>> start Material for this exercise

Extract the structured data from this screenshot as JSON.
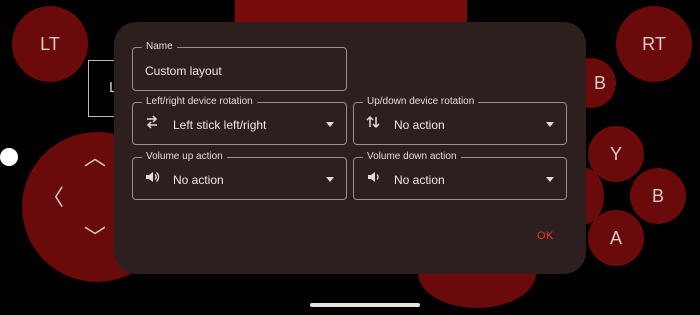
{
  "gamepad": {
    "lt_label": "LT",
    "rt_label": "RT",
    "y_label": "Y",
    "b_label": "B",
    "a_label": "A",
    "l_partial": "L",
    "b_partial": "B"
  },
  "dialog": {
    "name": {
      "label": "Name",
      "value": "Custom layout"
    },
    "lr_rotation": {
      "label": "Left/right device rotation",
      "value": "Left stick left/right",
      "icon": "swap-horiz-icon"
    },
    "ud_rotation": {
      "label": "Up/down device rotation",
      "value": "No action",
      "icon": "swap-vert-icon"
    },
    "vol_up": {
      "label": "Volume up action",
      "value": "No action",
      "icon": "volume-up-icon"
    },
    "vol_down": {
      "label": "Volume down action",
      "value": "No action",
      "icon": "volume-down-icon"
    },
    "ok_label": "OK"
  },
  "colors": {
    "dialog_bg": "#2d1f1e",
    "accent": "#e6392f",
    "button_red": "#6b0a0a"
  }
}
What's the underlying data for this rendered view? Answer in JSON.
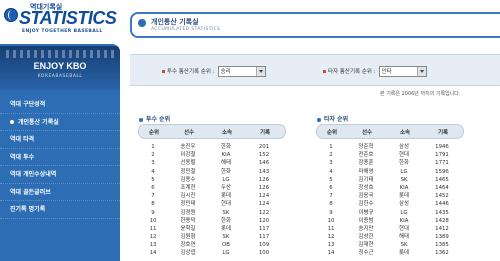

>> end Material for this exercise

#### Problem details:
Calculate how many lines of the material include the string "swap", and state that number by itself.

#### Solution for this task:
2